(Dataset items)
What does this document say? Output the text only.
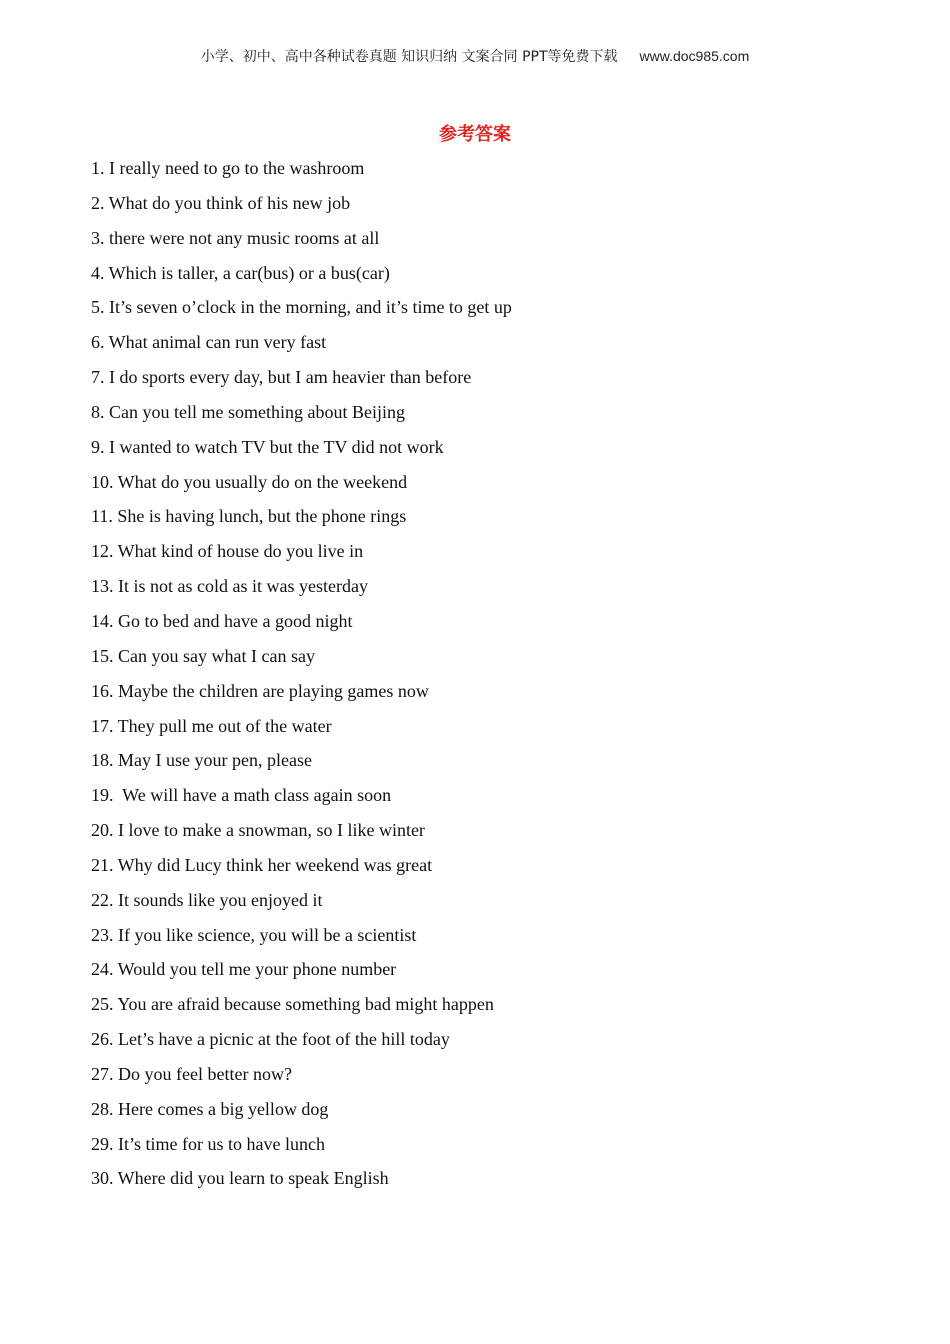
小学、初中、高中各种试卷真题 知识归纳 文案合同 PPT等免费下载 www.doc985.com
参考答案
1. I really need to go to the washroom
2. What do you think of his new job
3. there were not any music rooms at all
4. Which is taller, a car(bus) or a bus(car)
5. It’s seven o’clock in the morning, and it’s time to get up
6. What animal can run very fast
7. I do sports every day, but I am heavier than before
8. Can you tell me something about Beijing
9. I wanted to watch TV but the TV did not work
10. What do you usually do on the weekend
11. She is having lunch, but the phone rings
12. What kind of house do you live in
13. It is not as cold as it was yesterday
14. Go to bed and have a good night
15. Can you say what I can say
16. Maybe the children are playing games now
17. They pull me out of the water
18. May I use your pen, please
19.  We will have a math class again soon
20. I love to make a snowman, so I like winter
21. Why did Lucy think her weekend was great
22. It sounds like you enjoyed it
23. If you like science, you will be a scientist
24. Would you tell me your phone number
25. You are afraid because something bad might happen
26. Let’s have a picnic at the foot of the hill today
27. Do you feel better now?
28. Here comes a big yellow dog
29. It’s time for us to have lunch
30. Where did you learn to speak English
---
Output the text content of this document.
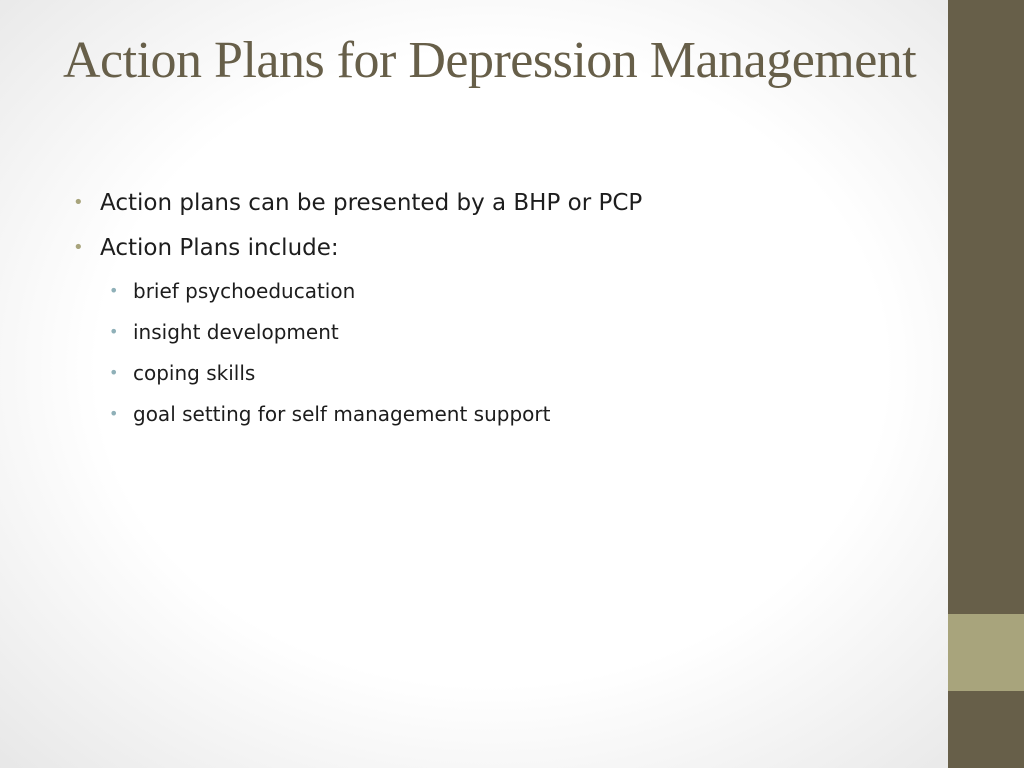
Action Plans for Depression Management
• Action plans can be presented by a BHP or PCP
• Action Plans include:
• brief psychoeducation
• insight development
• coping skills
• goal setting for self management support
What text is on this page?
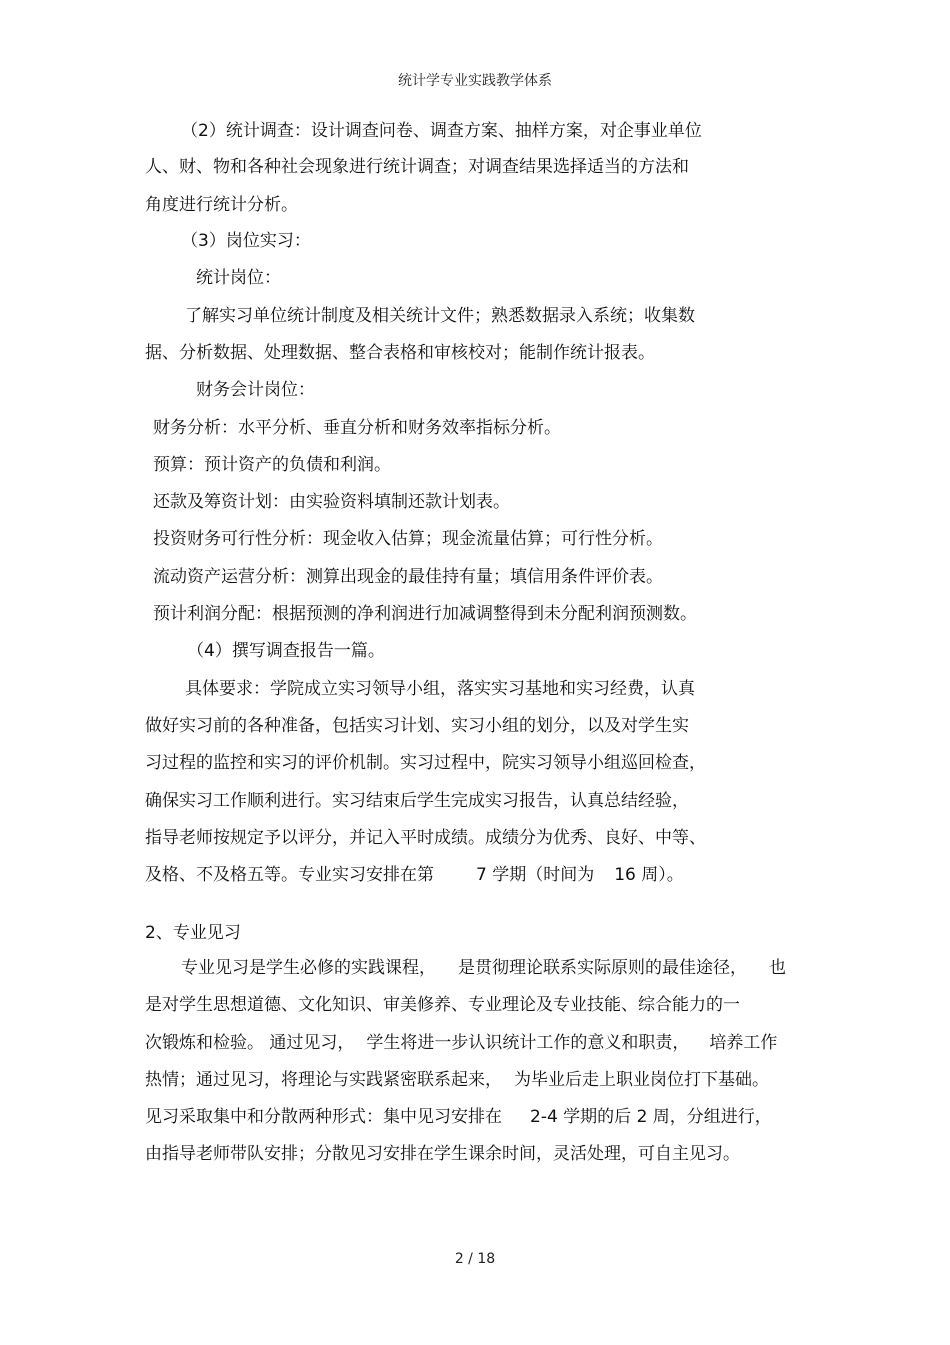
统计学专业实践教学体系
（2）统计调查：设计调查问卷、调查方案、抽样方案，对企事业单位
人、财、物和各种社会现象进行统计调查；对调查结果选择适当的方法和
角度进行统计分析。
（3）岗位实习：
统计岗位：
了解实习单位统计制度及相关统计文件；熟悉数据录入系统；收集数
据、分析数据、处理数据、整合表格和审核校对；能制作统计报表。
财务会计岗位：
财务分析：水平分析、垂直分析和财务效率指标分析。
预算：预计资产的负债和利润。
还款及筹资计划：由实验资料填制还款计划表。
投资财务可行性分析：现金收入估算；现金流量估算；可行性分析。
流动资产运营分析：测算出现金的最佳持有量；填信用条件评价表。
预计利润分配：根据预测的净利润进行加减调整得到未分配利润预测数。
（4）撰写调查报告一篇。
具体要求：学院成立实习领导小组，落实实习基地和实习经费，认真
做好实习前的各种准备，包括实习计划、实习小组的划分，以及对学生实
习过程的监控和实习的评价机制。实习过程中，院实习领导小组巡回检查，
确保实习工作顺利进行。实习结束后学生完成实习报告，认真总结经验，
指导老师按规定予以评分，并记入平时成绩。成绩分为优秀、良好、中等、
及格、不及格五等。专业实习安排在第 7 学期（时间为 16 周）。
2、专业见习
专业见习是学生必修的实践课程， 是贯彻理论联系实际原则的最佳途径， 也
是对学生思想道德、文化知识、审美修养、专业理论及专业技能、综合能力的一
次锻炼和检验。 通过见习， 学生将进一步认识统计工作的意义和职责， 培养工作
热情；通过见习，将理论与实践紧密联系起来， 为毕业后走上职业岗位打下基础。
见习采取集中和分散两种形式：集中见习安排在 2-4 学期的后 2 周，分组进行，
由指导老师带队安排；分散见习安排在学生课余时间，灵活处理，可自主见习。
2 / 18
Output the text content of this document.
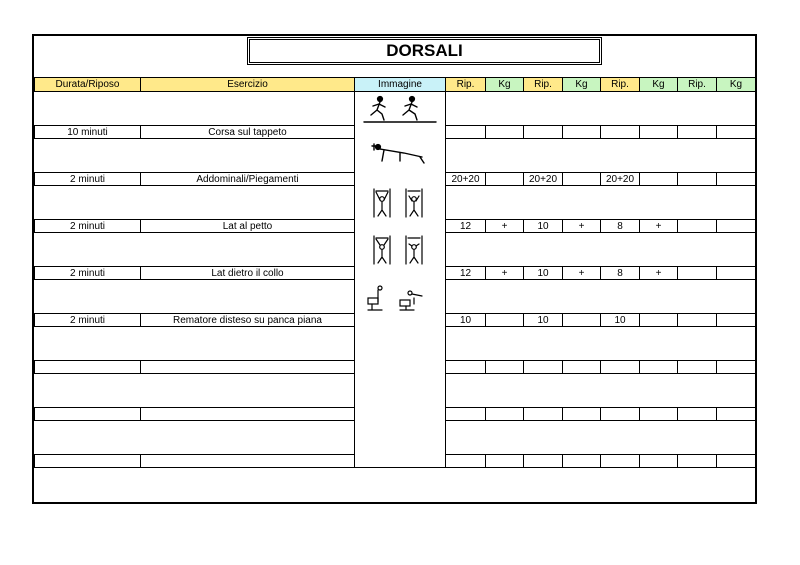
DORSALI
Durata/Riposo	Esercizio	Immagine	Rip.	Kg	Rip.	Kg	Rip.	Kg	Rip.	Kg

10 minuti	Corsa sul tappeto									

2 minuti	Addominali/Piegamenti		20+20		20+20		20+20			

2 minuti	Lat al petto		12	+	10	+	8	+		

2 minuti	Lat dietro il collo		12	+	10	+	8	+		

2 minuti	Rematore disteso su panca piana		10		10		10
* * *
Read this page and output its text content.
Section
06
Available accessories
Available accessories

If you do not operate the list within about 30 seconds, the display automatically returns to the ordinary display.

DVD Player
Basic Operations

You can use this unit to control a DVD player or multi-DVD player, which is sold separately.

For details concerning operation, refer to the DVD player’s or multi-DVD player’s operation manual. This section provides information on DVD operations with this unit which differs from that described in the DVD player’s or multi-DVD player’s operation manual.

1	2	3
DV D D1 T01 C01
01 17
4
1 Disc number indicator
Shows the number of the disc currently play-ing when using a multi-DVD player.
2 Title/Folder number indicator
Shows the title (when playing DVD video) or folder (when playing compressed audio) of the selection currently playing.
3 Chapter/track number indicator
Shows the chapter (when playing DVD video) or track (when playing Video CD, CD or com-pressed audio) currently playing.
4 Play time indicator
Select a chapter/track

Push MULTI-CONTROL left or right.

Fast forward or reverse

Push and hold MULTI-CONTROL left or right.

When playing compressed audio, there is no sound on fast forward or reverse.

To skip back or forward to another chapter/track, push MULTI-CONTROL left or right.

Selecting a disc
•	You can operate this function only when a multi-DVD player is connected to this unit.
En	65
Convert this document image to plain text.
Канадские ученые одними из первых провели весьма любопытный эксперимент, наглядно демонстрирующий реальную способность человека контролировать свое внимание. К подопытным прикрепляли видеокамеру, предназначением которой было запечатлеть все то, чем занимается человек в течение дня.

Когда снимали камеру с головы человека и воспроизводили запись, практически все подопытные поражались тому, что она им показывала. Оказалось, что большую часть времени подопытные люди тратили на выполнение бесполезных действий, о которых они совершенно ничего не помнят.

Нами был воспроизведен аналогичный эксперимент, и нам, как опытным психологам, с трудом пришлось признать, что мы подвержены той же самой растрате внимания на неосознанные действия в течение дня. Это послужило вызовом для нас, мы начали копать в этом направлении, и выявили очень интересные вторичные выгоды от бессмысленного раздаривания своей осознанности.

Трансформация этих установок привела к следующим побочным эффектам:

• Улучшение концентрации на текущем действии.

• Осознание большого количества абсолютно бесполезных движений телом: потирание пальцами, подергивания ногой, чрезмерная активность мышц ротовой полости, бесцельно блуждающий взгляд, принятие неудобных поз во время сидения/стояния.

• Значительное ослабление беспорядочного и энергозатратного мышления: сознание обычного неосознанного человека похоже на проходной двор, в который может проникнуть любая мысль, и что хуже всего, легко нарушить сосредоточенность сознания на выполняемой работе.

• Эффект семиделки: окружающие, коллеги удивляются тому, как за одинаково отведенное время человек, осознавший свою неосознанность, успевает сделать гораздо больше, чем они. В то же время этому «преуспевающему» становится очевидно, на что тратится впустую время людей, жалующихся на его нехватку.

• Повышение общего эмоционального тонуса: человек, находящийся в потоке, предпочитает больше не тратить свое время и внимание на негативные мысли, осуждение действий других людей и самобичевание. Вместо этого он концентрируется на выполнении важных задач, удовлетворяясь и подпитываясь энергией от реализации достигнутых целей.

Set task: Copy every line of the listing where the word "forward" appears.

The completed task:
Fast forward or reverse
When playing compressed audio, there is no sound on fast forward or reverse.
To skip back or forward to another chapter/track, push MULTI-CONTROL left or right.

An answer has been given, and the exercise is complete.